• GIVEN REQUEST
Swap "HIDRAULICA A MANO" for "HIDRAULICA MANUAL" in the lines of the listing from its start through the line containing "x-tick-label: 1910 [1000, 607, 1023, 616]", inclusive, and reproduce only those lines with nothing else changed.

+++

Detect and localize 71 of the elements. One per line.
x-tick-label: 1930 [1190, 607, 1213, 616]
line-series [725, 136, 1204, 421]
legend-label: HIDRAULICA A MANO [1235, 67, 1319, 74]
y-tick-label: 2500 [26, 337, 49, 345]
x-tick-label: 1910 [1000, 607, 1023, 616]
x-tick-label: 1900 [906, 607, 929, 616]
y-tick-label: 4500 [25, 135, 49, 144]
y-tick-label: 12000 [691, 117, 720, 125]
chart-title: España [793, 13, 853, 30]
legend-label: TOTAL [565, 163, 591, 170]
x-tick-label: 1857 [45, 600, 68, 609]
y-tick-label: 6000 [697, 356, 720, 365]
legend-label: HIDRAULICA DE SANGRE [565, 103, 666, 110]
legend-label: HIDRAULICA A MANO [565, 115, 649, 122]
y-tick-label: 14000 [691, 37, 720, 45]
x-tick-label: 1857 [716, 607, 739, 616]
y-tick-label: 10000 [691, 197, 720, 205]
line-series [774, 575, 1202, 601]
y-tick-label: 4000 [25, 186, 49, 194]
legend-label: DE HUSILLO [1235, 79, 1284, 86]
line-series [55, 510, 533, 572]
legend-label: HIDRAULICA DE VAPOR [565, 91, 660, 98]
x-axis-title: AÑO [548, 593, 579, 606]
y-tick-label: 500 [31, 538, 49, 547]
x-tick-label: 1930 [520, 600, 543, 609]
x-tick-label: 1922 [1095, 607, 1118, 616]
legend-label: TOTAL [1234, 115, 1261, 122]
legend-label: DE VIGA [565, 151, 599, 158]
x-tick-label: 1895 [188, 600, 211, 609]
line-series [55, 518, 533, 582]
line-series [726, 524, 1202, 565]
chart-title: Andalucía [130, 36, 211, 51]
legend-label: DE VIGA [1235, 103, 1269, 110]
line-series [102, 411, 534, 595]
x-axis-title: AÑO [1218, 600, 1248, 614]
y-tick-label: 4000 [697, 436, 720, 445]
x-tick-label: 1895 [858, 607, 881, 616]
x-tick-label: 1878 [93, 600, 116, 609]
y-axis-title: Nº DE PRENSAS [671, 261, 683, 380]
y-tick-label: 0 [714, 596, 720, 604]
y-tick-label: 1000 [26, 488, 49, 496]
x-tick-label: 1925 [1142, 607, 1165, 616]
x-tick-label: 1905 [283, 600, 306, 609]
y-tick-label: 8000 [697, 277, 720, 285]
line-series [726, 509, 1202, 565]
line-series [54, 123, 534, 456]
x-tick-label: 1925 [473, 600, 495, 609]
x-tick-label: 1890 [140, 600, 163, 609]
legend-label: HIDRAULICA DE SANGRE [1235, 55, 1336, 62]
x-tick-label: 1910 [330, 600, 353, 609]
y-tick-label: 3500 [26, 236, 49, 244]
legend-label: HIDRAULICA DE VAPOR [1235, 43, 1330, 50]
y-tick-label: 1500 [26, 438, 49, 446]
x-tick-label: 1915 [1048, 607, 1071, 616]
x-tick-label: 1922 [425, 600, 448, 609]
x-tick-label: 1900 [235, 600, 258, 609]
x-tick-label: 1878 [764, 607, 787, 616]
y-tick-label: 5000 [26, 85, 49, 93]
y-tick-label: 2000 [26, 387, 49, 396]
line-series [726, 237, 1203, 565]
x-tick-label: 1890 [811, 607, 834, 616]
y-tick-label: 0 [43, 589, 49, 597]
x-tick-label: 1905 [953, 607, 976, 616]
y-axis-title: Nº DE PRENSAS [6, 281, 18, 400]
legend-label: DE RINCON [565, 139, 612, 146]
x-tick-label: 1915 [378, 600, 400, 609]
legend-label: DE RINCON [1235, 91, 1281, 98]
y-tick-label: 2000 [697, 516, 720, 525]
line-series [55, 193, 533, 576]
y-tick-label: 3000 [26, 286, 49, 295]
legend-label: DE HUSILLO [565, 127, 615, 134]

+++

• CORRECT RESULT
Detect and localize 71 of the elements. One per line.
x-tick-label: 1930 [1190, 607, 1213, 616]
line-series [725, 136, 1204, 421]
legend-label: HIDRAULICA MANUAL [1235, 67, 1319, 74]
y-tick-label: 2500 [26, 337, 49, 345]
x-tick-label: 1910 [1000, 607, 1023, 616]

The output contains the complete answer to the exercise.